>> BEGIN SUPPLIED RECORDS

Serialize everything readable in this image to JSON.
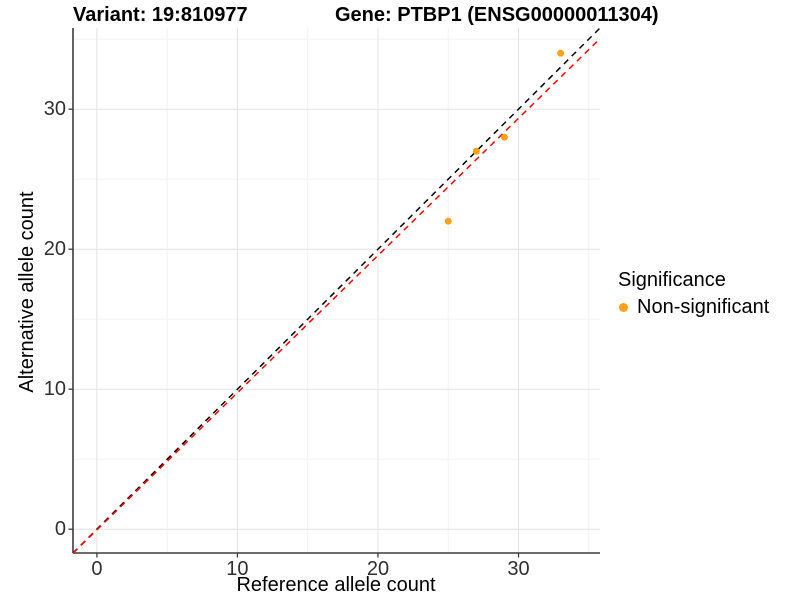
{
  "page": {
    "background": "#FFFFFF",
    "accent_orange": "#FFA019",
    "fit_line_red": "#FF0000",
    "identity_line_black": "#000000"
  },
  "header": {
    "title_left": "Variant: 19:810977",
    "title_right": "Gene: PTBP1 (ENSG00000011304)"
  },
  "chart_data": {
    "type": "scatter",
    "title": "Variant: 19:810977   Gene: PTBP1 (ENSG00000011304)",
    "xlabel": "Reference allele count",
    "ylabel": "Alternative allele count",
    "xlim": [
      -1.7,
      35.8
    ],
    "ylim": [
      -1.7,
      35.8
    ],
    "x_ticks": [
      0,
      10,
      20,
      30
    ],
    "y_ticks": [
      0,
      10,
      20,
      30
    ],
    "x_minor_ticks": [
      5,
      15,
      25,
      35
    ],
    "y_minor_ticks": [
      5,
      15,
      25,
      35
    ],
    "grid": true,
    "legend_position": "right",
    "legend": {
      "title": "Significance",
      "items": [
        {
          "label": "Non-significant",
          "color": "#FFA019"
        }
      ]
    },
    "series": [
      {
        "name": "Non-significant",
        "color": "#FFA019",
        "points": [
          {
            "x": 25,
            "y": 22
          },
          {
            "x": 27,
            "y": 27
          },
          {
            "x": 29,
            "y": 28
          },
          {
            "x": 33,
            "y": 34
          }
        ]
      }
    ],
    "lines": [
      {
        "name": "identity-line",
        "slope": 1.0,
        "intercept": 0.0,
        "color": "#000000",
        "style": "dashed"
      },
      {
        "name": "fit-line",
        "slope": 0.98,
        "intercept": -0.05,
        "color": "#FF0000",
        "style": "dashed"
      }
    ],
    "colors": {
      "grid_major": "#E4E4E4",
      "grid_minor": "#F2F2F2",
      "axis_line": "#3C3C3C",
      "tick_text": "#303030"
    }
  }
}
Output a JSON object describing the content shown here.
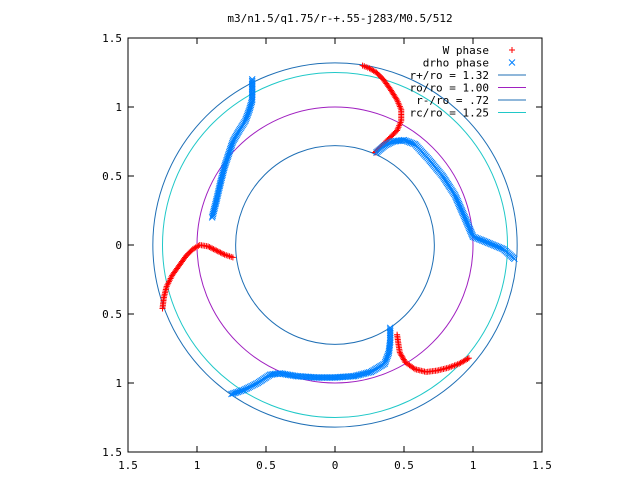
{
  "chart_data": {
    "type": "scatter",
    "title": "m3/n1.5/q1.75/r-+.55-j283/M0.5/512",
    "xlabel": "",
    "ylabel": "",
    "xlim": [
      -1.5,
      1.5
    ],
    "ylim": [
      -1.5,
      1.5
    ],
    "x_ticks": [
      -1.5,
      -1,
      -0.5,
      0,
      0.5,
      1,
      1.5
    ],
    "y_ticks": [
      -1.5,
      -1,
      -0.5,
      0,
      0.5,
      1,
      1.5
    ],
    "x_tick_labels": [
      "1.5",
      "1",
      "0.5",
      "0",
      "0.5",
      "1",
      "1.5"
    ],
    "y_tick_labels": [
      "1.5",
      "1",
      "0.5",
      "0",
      "0.5",
      "1",
      "1.5"
    ],
    "grid": false,
    "legend_position": "top-right",
    "series": [
      {
        "name": "W phase",
        "type": "scatter",
        "marker": "+",
        "color": "#ff0000",
        "points": [
          [
            0.2,
            1.3
          ],
          [
            0.25,
            1.28
          ],
          [
            0.3,
            1.25
          ],
          [
            0.35,
            1.2
          ],
          [
            0.4,
            1.13
          ],
          [
            0.45,
            1.05
          ],
          [
            0.48,
            0.98
          ],
          [
            0.48,
            0.9
          ],
          [
            0.45,
            0.83
          ],
          [
            0.38,
            0.76
          ],
          [
            0.32,
            0.7
          ],
          [
            0.29,
            0.67
          ],
          [
            -1.25,
            -0.46
          ],
          [
            -1.24,
            -0.38
          ],
          [
            -1.22,
            -0.3
          ],
          [
            -1.18,
            -0.22
          ],
          [
            -1.13,
            -0.15
          ],
          [
            -1.08,
            -0.08
          ],
          [
            -1.03,
            -0.03
          ],
          [
            -0.98,
            0.0
          ],
          [
            -0.92,
            -0.01
          ],
          [
            -0.86,
            -0.04
          ],
          [
            -0.8,
            -0.07
          ],
          [
            -0.74,
            -0.09
          ],
          [
            0.97,
            -0.82
          ],
          [
            0.9,
            -0.86
          ],
          [
            0.82,
            -0.89
          ],
          [
            0.74,
            -0.91
          ],
          [
            0.66,
            -0.92
          ],
          [
            0.58,
            -0.9
          ],
          [
            0.51,
            -0.85
          ],
          [
            0.47,
            -0.78
          ],
          [
            0.46,
            -0.72
          ],
          [
            0.45,
            -0.65
          ]
        ]
      },
      {
        "name": "drho phase",
        "type": "scatter",
        "marker": "x",
        "color": "#0080ff",
        "points": [
          [
            -0.6,
            1.2
          ],
          [
            -0.6,
            1.12
          ],
          [
            -0.6,
            1.05
          ],
          [
            -0.62,
            0.98
          ],
          [
            -0.65,
            0.9
          ],
          [
            -0.7,
            0.82
          ],
          [
            -0.74,
            0.75
          ],
          [
            -0.77,
            0.66
          ],
          [
            -0.8,
            0.57
          ],
          [
            -0.83,
            0.45
          ],
          [
            -0.86,
            0.32
          ],
          [
            -0.89,
            0.2
          ],
          [
            0.3,
            0.67
          ],
          [
            0.36,
            0.72
          ],
          [
            0.42,
            0.75
          ],
          [
            0.5,
            0.76
          ],
          [
            0.58,
            0.73
          ],
          [
            0.68,
            0.62
          ],
          [
            0.78,
            0.5
          ],
          [
            0.87,
            0.36
          ],
          [
            0.94,
            0.2
          ],
          [
            1.0,
            0.06
          ],
          [
            1.1,
            0.02
          ],
          [
            1.22,
            -0.03
          ],
          [
            1.3,
            -0.1
          ],
          [
            -0.75,
            -1.08
          ],
          [
            -0.66,
            -1.05
          ],
          [
            -0.56,
            -1.0
          ],
          [
            -0.47,
            -0.94
          ],
          [
            -0.4,
            -0.93
          ],
          [
            -0.28,
            -0.95
          ],
          [
            -0.14,
            -0.96
          ],
          [
            0.0,
            -0.96
          ],
          [
            0.14,
            -0.95
          ],
          [
            0.26,
            -0.92
          ],
          [
            0.36,
            -0.86
          ],
          [
            0.39,
            -0.78
          ],
          [
            0.4,
            -0.7
          ],
          [
            0.4,
            -0.6
          ]
        ]
      },
      {
        "name": "r+/ro = 1.32",
        "type": "circle",
        "radius": 1.32,
        "color": "#1f6fb5"
      },
      {
        "name": "ro/ro = 1.00",
        "type": "circle",
        "radius": 1.0,
        "color": "#a020c0"
      },
      {
        "name": "r-/ro = .72",
        "type": "circle",
        "radius": 0.72,
        "color": "#1f6fb5"
      },
      {
        "name": "rc/ro = 1.25",
        "type": "circle",
        "radius": 1.25,
        "color": "#20c8c8"
      }
    ]
  }
}
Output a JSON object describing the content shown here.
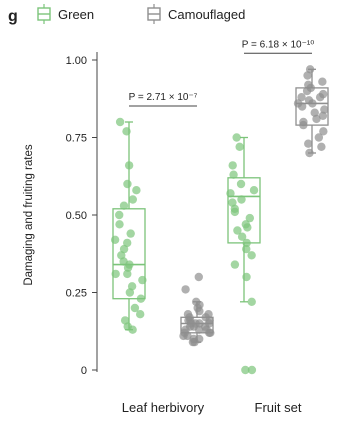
{
  "panel_label": "g",
  "colors": {
    "green": "#7cc47a",
    "gray": "#8f8f8f",
    "axis": "#444444",
    "text": "#222222"
  },
  "chart_data": {
    "type": "box",
    "ylabel": "Damaging and fruiting rates",
    "ylim": [
      0,
      1
    ],
    "yticks": [
      0,
      0.25,
      0.5,
      0.75,
      1.0
    ],
    "ytick_labels": [
      "0",
      "0.25",
      "0.50",
      "0.75",
      "1.00"
    ],
    "categories": [
      "Leaf herbivory",
      "Fruit set"
    ],
    "legend": {
      "placement": "top",
      "entries": [
        "Green",
        "Camouflaged"
      ]
    },
    "series": [
      {
        "name": "Green",
        "color": "#7cc47a",
        "boxes": [
          {
            "category": "Leaf herbivory",
            "whisker_low": 0.13,
            "q1": 0.23,
            "median": 0.34,
            "q3": 0.52,
            "whisker_high": 0.8,
            "points": [
              0.8,
              0.77,
              0.66,
              0.6,
              0.58,
              0.55,
              0.53,
              0.5,
              0.47,
              0.44,
              0.42,
              0.41,
              0.39,
              0.37,
              0.35,
              0.34,
              0.33,
              0.31,
              0.29,
              0.27,
              0.25,
              0.23,
              0.2,
              0.18,
              0.16,
              0.14,
              0.13,
              0.31
            ]
          },
          {
            "category": "Fruit set",
            "whisker_low": 0.22,
            "q1": 0.41,
            "median": 0.56,
            "q3": 0.62,
            "whisker_high": 0.75,
            "points": [
              0.75,
              0.72,
              0.66,
              0.63,
              0.6,
              0.58,
              0.57,
              0.55,
              0.54,
              0.52,
              0.51,
              0.49,
              0.47,
              0.45,
              0.43,
              0.41,
              0.39,
              0.37,
              0.34,
              0.3,
              0.22,
              0.0,
              0.0,
              0.46
            ]
          }
        ]
      },
      {
        "name": "Camouflaged",
        "color": "#8f8f8f",
        "boxes": [
          {
            "category": "Leaf herbivory",
            "whisker_low": 0.09,
            "q1": 0.12,
            "median": 0.15,
            "q3": 0.17,
            "whisker_high": 0.22,
            "points": [
              0.3,
              0.26,
              0.22,
              0.21,
              0.2,
              0.19,
              0.18,
              0.18,
              0.17,
              0.17,
              0.16,
              0.16,
              0.15,
              0.15,
              0.15,
              0.14,
              0.14,
              0.13,
              0.13,
              0.13,
              0.12,
              0.12,
              0.11,
              0.11,
              0.1,
              0.1,
              0.09,
              0.09,
              0.15,
              0.14,
              0.16,
              0.12
            ]
          },
          {
            "category": "Fruit set",
            "whisker_low": 0.7,
            "q1": 0.79,
            "median": 0.86,
            "q3": 0.91,
            "whisker_high": 0.97,
            "points": [
              0.97,
              0.95,
              0.93,
              0.92,
              0.91,
              0.9,
              0.89,
              0.88,
              0.87,
              0.86,
              0.85,
              0.84,
              0.83,
              0.82,
              0.81,
              0.8,
              0.79,
              0.77,
              0.75,
              0.73,
              0.72,
              0.7,
              0.86,
              0.88
            ]
          }
        ]
      }
    ],
    "annotations": [
      {
        "text": "P = 2.71 × 10⁻⁷",
        "category": "Leaf herbivory"
      },
      {
        "text": "P = 6.18 × 10⁻¹⁰",
        "category": "Fruit set"
      }
    ]
  }
}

>> END SUPPLIED RECORDS

» DIRECTIONS
Copy each line of the records containing the string "Gene".

» FULL OUTPUT
    "title_right": "Gene: PTBP1 (ENSG00000011304)"
    "title": "Variant: 19:810977   Gene: PTBP1 (ENSG00000011304)",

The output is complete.